:: Exercise inputs ::
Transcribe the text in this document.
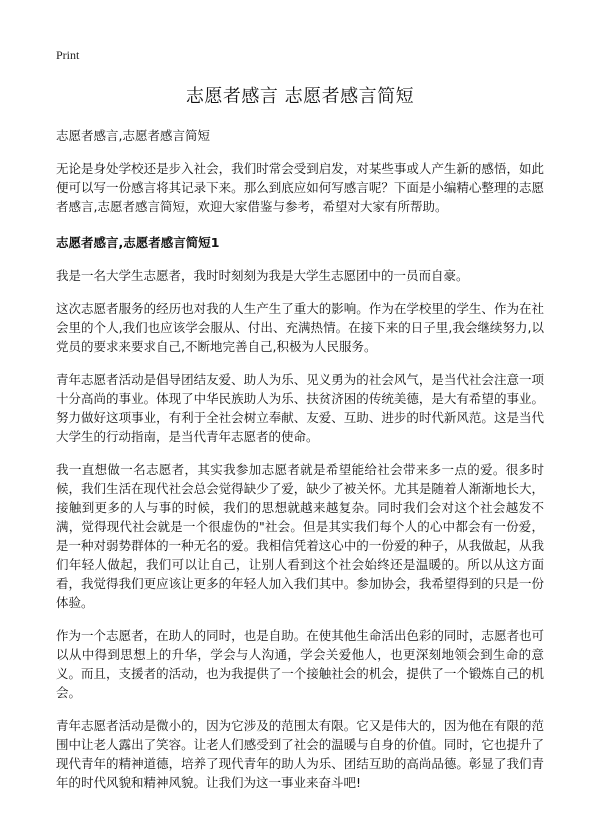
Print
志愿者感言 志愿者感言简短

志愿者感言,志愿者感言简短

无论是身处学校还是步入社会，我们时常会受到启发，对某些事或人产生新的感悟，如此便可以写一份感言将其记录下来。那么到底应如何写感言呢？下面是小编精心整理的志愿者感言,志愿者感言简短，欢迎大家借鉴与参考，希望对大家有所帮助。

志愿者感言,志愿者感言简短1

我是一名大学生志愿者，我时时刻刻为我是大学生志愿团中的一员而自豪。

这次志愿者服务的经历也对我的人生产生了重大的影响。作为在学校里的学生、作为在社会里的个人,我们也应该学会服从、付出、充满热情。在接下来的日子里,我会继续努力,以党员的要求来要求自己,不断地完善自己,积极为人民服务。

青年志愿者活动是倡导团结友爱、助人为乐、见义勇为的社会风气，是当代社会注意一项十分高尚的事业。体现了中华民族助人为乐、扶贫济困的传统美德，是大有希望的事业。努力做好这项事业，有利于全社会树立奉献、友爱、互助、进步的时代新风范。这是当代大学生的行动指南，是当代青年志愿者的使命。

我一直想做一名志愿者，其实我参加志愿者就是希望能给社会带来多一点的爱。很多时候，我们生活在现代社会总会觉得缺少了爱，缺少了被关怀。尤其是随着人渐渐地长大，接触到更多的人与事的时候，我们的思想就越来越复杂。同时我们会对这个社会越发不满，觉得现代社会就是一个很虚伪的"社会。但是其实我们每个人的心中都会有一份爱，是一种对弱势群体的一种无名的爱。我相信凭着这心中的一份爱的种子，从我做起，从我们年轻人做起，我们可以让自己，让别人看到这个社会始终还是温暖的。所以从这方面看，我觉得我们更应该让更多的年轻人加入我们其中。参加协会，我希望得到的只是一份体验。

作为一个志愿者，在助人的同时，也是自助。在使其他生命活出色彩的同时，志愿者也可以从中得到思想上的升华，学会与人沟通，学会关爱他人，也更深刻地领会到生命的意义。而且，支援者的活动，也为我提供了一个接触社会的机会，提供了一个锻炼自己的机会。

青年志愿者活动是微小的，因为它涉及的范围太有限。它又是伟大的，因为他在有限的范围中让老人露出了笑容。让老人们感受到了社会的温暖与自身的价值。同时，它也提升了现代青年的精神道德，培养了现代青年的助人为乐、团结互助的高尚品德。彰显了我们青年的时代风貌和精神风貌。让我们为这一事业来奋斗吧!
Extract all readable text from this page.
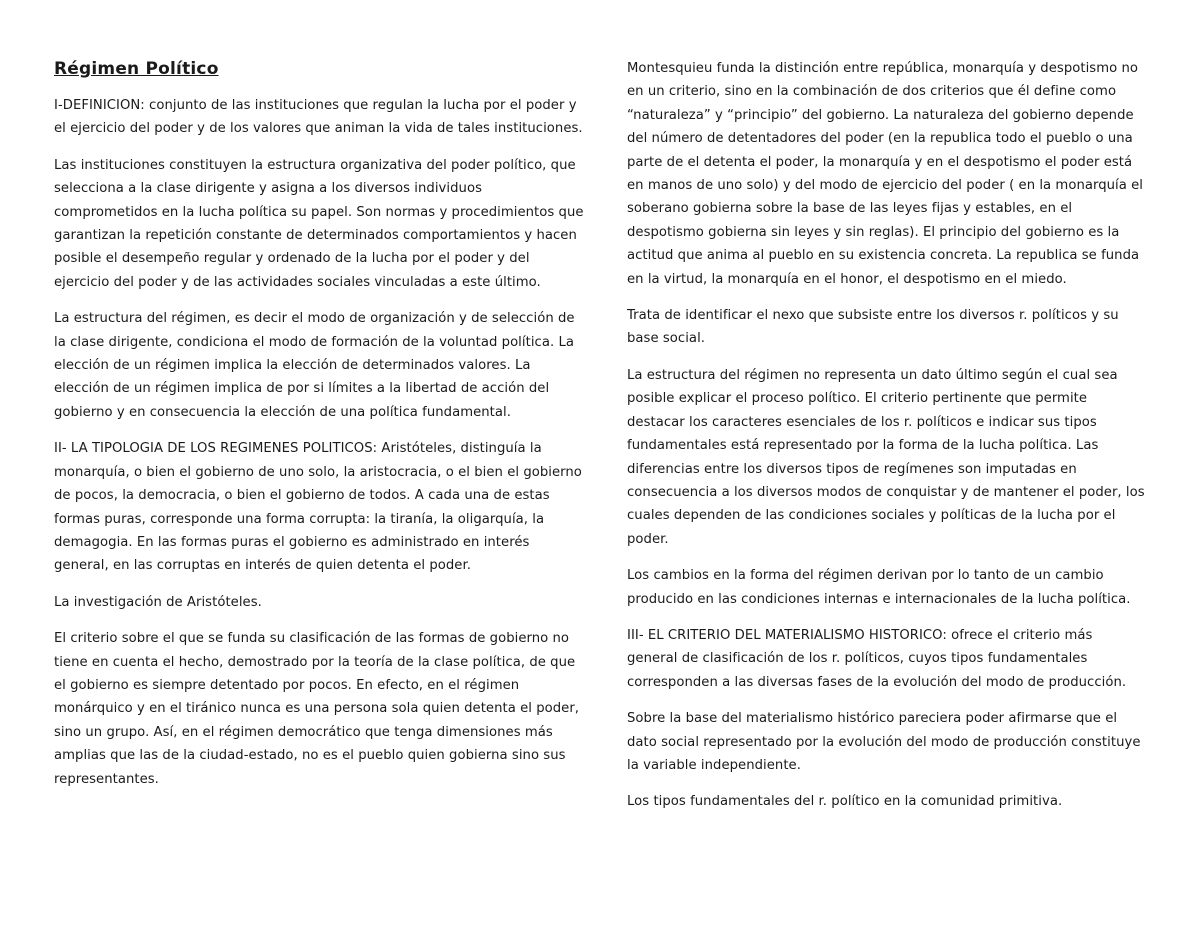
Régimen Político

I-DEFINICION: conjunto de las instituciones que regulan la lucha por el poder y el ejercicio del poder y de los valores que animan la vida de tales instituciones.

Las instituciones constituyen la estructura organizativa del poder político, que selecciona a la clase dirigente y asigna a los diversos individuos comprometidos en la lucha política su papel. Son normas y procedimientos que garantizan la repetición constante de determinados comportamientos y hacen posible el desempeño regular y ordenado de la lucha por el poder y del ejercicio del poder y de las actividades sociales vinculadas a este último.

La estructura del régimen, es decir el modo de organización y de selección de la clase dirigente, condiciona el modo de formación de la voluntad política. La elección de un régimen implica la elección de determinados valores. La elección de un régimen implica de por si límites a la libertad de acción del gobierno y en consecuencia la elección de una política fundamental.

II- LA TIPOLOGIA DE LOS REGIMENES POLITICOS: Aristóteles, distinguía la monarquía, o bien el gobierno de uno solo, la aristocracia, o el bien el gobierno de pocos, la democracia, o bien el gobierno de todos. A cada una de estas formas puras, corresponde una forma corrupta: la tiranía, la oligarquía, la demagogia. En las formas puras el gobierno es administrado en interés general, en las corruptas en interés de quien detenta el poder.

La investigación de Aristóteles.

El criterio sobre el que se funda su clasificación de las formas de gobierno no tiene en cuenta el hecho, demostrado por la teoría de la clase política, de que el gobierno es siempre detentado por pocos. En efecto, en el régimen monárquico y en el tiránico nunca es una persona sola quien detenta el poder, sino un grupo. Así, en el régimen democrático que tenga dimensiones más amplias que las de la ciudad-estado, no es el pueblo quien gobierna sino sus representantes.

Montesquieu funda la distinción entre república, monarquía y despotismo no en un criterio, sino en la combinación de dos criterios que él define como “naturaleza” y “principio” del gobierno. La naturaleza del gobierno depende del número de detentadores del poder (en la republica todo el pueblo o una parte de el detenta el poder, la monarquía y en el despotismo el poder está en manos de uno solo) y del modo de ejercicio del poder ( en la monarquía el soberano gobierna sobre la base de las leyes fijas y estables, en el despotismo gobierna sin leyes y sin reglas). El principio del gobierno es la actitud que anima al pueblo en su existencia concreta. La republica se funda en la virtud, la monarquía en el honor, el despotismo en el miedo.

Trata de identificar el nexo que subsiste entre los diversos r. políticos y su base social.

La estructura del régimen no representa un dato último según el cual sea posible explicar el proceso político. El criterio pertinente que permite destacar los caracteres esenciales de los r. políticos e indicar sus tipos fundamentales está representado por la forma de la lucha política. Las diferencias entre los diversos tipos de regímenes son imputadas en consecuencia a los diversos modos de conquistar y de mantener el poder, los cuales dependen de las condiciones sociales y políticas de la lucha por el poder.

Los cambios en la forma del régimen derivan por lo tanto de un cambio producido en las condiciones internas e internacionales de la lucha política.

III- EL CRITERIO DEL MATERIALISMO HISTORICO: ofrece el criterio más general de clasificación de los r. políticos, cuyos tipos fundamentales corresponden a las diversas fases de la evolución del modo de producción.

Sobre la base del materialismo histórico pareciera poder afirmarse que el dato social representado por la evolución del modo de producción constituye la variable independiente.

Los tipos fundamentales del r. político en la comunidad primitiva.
:::
— Exercise directions —
Print the records word for word and exclude any picture they hold.

— Finished answer —
Transcribe the text in this document.
Print
志愿者感言 志愿者感言简短

志愿者感言,志愿者感言简短

无论是身处学校还是步入社会，我们时常会受到启发，对某些事或人产生新的感悟，如此便可以写一份感言将其记录下来。那么到底应如何写感言呢？下面是小编精心整理的志愿者感言,志愿者感言简短，欢迎大家借鉴与参考，希望对大家有所帮助。

志愿者感言,志愿者感言简短1

我是一名大学生志愿者，我时时刻刻为我是大学生志愿团中的一员而自豪。

这次志愿者服务的经历也对我的人生产生了重大的影响。作为在学校里的学生、作为在社会里的个人,我们也应该学会服从、付出、充满热情。在接下来的日子里,我会继续努力,以党员的要求来要求自己,不断地完善自己,积极为人民服务。

青年志愿者活动是倡导团结友爱、助人为乐、见义勇为的社会风气，是当代社会注意一项十分高尚的事业。体现了中华民族助人为乐、扶贫济困的传统美德，是大有希望的事业。努力做好这项事业，有利于全社会树立奉献、友爱、互助、进步的时代新风范。这是当代大学生的行动指南，是当代青年志愿者的使命。

我一直想做一名志愿者，其实我参加志愿者就是希望能给社会带来多一点的爱。很多时候，我们生活在现代社会总会觉得缺少了爱，缺少了被关怀。尤其是随着人渐渐地长大，接触到更多的人与事的时候，我们的思想就越来越复杂。同时我们会对这个社会越发不满，觉得现代社会就是一个很虚伪的"社会。但是其实我们每个人的心中都会有一份爱，是一种对弱势群体的一种无名的爱。我相信凭着这心中的一份爱的种子，从我做起，从我们年轻人做起，我们可以让自己，让别人看到这个社会始终还是温暖的。所以从这方面看，我觉得我们更应该让更多的年轻人加入我们其中。参加协会，我希望得到的只是一份体验。

作为一个志愿者，在助人的同时，也是自助。在使其他生命活出色彩的同时，志愿者也可以从中得到思想上的升华，学会与人沟通，学会关爱他人，也更深刻地领会到生命的意义。而且，支援者的活动，也为我提供了一个接触社会的机会，提供了一个锻炼自己的机会。

青年志愿者活动是微小的，因为它涉及的范围太有限。它又是伟大的，因为他在有限的范围中让老人露出了笑容。让老人们感受到了社会的温暖与自身的价值。同时，它也提升了现代青年的精神道德，培养了现代青年的助人为乐、团结互助的高尚品德。彰显了我们青年的时代风貌和精神风貌。让我们为这一事业来奋斗吧!
Extract all readable text from this page.
Régimen Político

I-DEFINICION: conjunto de las instituciones que regulan la lucha por el poder y el ejercicio del poder y de los valores que animan la vida de tales instituciones.

Las instituciones constituyen la estructura organizativa del poder político, que selecciona a la clase dirigente y asigna a los diversos individuos comprometidos en la lucha política su papel. Son normas y procedimientos que garantizan la repetición constante de determinados comportamientos y hacen posible el desempeño regular y ordenado de la lucha por el poder y del ejercicio del poder y de las actividades sociales vinculadas a este último.

La estructura del régimen, es decir el modo de organización y de selección de la clase dirigente, condiciona el modo de formación de la voluntad política. La elección de un régimen implica la elección de determinados valores. La elección de un régimen implica de por si límites a la libertad de acción del gobierno y en consecuencia la elección de una política fundamental.

II- LA TIPOLOGIA DE LOS REGIMENES POLITICOS: Aristóteles, distinguía la monarquía, o bien el gobierno de uno solo, la aristocracia, o el bien el gobierno de pocos, la democracia, o bien el gobierno de todos. A cada una de estas formas puras, corresponde una forma corrupta: la tiranía, la oligarquía, la demagogia. En las formas puras el gobierno es administrado en interés general, en las corruptas en interés de quien detenta el poder.

La investigación de Aristóteles.

El criterio sobre el que se funda su clasificación de las formas de gobierno no tiene en cuenta el hecho, demostrado por la teoría de la clase política, de que el gobierno es siempre detentado por pocos. En efecto, en el régimen monárquico y en el tiránico nunca es una persona sola quien detenta el poder, sino un grupo. Así, en el régimen democrático que tenga dimensiones más amplias que las de la ciudad-estado, no es el pueblo quien gobierna sino sus representantes.

Montesquieu funda la distinción entre república, monarquía y despotismo no en un criterio, sino en la combinación de dos criterios que él define como “naturaleza” y “principio” del gobierno. La naturaleza del gobierno depende del número de detentadores del poder (en la republica todo el pueblo o una parte de el detenta el poder, la monarquía y en el despotismo el poder está en manos de uno solo) y del modo de ejercicio del poder ( en la monarquía el soberano gobierna sobre la base de las leyes fijas y estables, en el despotismo gobierna sin leyes y sin reglas). El principio del gobierno es la actitud que anima al pueblo en su existencia concreta. La republica se funda en la virtud, la monarquía en el honor, el despotismo en el miedo.

Trata de identificar el nexo que subsiste entre los diversos r. políticos y su base social.

La estructura del régimen no representa un dato último según el cual sea posible explicar el proceso político. El criterio pertinente que permite destacar los caracteres esenciales de los r. políticos e indicar sus tipos fundamentales está representado por la forma de la lucha política. Las diferencias entre los diversos tipos de regímenes son imputadas en consecuencia a los diversos modos de conquistar y de mantener el poder, los cuales dependen de las condiciones sociales y políticas de la lucha por el poder.

Los cambios en la forma del régimen derivan por lo tanto de un cambio producido en las condiciones internas e internacionales de la lucha política.

III- EL CRITERIO DEL MATERIALISMO HISTORICO: ofrece el criterio más general de clasificación de los r. políticos, cuyos tipos fundamentales corresponden a las diversas fases de la evolución del modo de producción.

Sobre la base del materialismo histórico pareciera poder afirmarse que el dato social representado por la evolución del modo de producción constituye la variable independiente.

Los tipos fundamentales del r. político en la comunidad primitiva.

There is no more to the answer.